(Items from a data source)
##########
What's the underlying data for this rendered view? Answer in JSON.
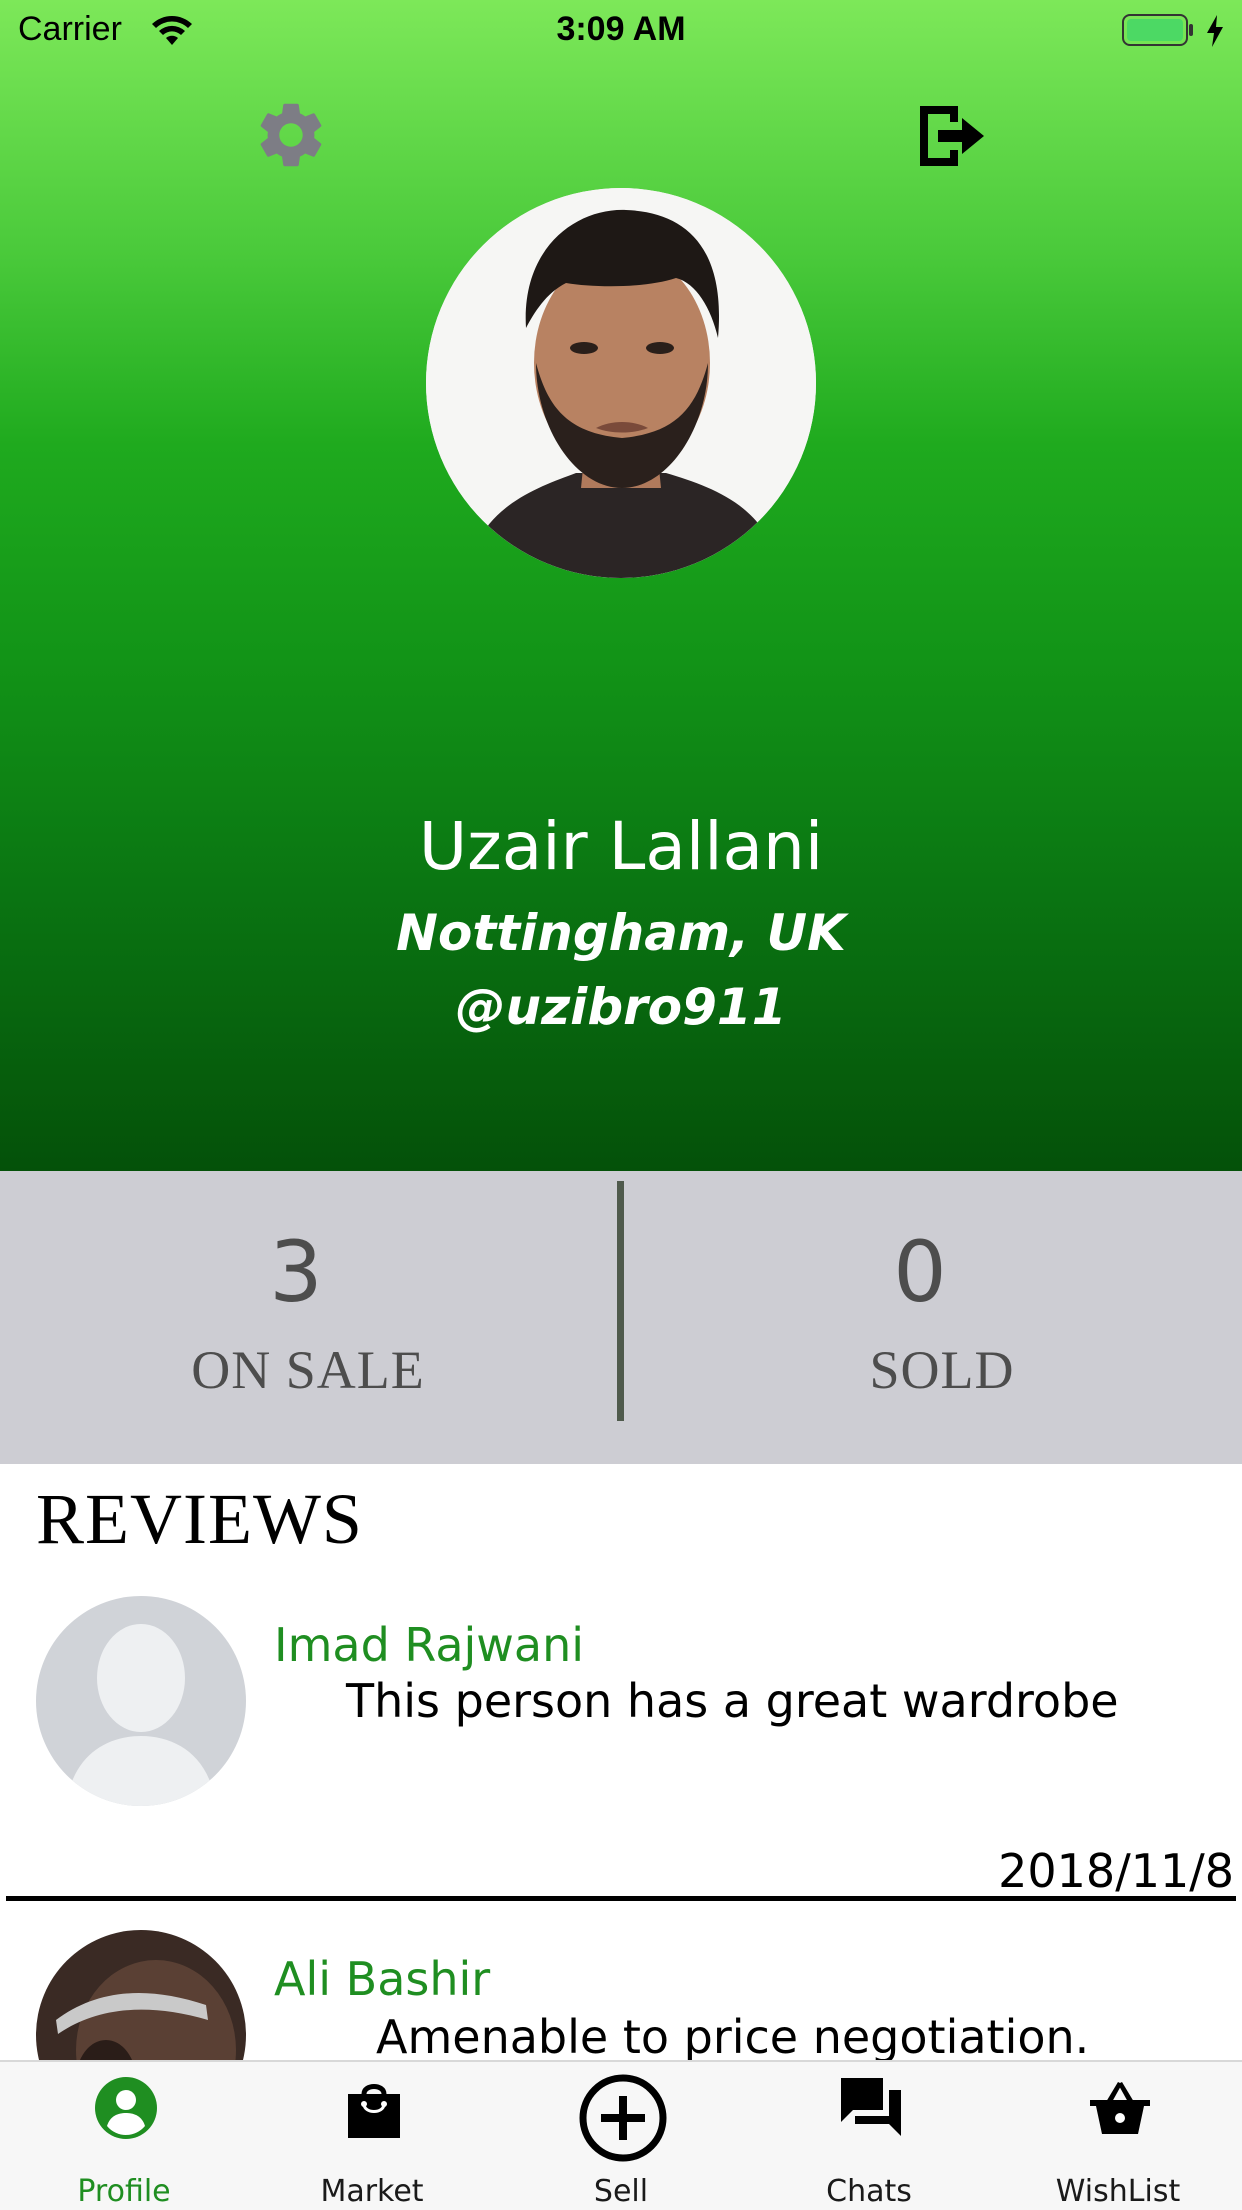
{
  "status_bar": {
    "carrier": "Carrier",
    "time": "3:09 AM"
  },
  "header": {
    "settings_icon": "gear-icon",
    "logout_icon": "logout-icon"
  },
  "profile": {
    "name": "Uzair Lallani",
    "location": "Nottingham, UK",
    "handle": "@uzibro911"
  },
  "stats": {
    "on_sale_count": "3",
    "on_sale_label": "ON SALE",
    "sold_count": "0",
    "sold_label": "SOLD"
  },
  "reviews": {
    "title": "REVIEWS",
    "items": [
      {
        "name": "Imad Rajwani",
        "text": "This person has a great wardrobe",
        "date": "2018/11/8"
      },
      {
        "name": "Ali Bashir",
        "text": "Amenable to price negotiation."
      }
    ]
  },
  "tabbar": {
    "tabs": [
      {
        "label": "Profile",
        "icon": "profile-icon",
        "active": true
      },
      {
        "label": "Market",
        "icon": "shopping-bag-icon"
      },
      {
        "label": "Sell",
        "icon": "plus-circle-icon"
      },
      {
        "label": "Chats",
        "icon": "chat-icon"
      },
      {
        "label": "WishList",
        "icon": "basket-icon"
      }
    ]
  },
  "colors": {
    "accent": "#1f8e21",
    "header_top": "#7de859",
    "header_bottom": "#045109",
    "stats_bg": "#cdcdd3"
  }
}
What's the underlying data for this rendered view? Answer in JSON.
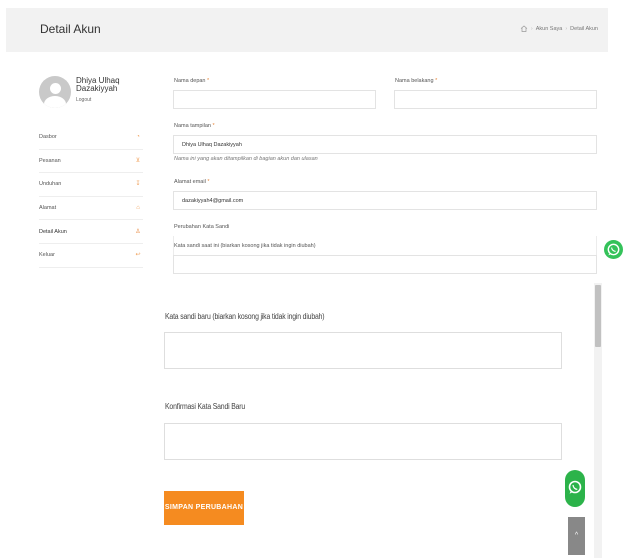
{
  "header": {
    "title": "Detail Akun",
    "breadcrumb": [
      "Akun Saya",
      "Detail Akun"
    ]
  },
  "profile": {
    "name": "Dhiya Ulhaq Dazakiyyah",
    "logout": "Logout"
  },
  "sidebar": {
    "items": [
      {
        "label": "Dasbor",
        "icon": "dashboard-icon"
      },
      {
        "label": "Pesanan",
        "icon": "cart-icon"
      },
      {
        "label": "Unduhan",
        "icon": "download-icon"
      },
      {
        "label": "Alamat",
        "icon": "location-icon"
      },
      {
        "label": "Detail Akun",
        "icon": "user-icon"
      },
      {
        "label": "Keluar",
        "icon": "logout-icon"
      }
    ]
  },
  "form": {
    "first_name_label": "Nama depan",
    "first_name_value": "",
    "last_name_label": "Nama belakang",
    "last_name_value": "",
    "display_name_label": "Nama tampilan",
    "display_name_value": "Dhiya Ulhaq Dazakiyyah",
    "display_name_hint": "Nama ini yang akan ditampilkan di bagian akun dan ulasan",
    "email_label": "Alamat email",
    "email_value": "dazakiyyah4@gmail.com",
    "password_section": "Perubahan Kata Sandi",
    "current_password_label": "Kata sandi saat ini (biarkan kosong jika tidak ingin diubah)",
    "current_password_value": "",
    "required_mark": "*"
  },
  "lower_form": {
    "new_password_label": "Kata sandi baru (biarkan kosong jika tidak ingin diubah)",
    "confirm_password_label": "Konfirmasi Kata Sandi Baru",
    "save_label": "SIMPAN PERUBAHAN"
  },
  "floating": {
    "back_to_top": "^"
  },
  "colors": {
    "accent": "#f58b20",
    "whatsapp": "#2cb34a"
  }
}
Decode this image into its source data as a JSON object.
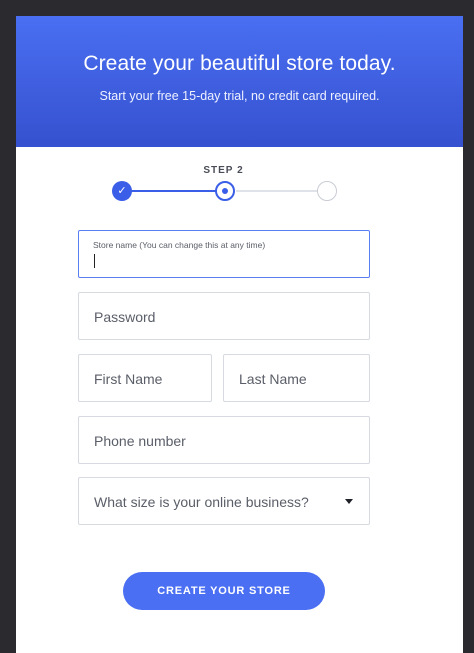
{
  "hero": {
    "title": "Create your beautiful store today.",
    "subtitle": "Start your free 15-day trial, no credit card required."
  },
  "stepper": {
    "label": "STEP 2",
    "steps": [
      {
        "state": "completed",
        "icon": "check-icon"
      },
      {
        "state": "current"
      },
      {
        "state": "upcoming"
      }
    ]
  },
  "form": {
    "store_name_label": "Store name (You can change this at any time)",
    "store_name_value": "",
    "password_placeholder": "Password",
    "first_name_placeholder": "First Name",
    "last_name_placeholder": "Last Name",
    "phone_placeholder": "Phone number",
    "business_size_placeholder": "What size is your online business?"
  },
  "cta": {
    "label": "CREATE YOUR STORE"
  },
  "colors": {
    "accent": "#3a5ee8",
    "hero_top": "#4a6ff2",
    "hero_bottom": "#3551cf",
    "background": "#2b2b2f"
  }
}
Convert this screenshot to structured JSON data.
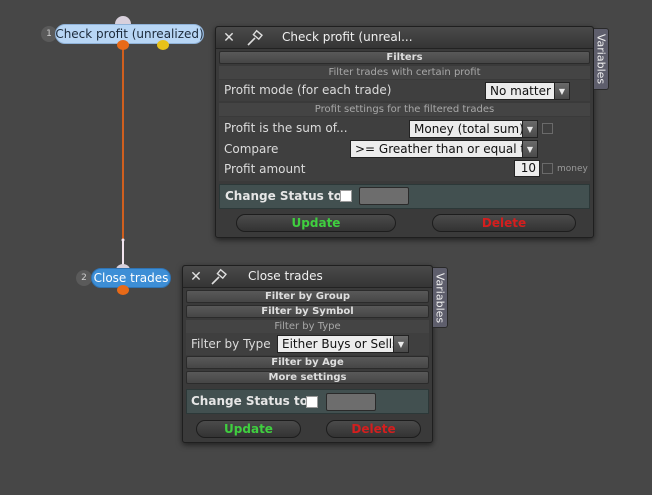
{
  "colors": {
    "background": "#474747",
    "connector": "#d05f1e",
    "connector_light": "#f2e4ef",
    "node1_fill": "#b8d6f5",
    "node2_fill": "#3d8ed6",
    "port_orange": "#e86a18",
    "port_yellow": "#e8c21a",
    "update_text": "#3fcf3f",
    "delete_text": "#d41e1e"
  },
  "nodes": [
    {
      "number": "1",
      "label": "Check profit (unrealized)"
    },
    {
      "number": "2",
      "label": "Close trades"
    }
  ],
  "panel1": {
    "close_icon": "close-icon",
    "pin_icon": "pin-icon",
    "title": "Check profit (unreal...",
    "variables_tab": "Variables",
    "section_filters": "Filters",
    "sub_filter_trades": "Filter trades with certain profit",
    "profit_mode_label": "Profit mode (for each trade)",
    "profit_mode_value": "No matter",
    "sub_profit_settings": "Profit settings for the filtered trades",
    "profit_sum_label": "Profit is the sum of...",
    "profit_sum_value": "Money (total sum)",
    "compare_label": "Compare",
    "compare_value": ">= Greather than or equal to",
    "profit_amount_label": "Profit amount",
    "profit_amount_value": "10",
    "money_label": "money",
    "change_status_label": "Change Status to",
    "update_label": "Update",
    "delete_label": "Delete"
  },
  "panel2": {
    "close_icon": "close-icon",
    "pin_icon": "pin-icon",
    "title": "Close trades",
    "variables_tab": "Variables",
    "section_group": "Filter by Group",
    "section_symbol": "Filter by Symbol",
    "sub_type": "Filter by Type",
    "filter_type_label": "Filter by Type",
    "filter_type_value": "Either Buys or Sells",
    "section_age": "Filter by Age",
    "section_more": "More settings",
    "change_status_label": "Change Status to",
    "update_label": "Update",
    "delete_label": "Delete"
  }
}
##########
- **SET EXERCISE**
Pull out every line holding "JSON" from the records above, and copy it.

- **EXERCISE OUTPUT**
What's the underlying data for this rendered view? Answer in JSON.
What's the underlying data for this rendered view? Answer in JSON.
Decode this image into its source data as a JSON object.
Convert this screenshot to structured JSON data.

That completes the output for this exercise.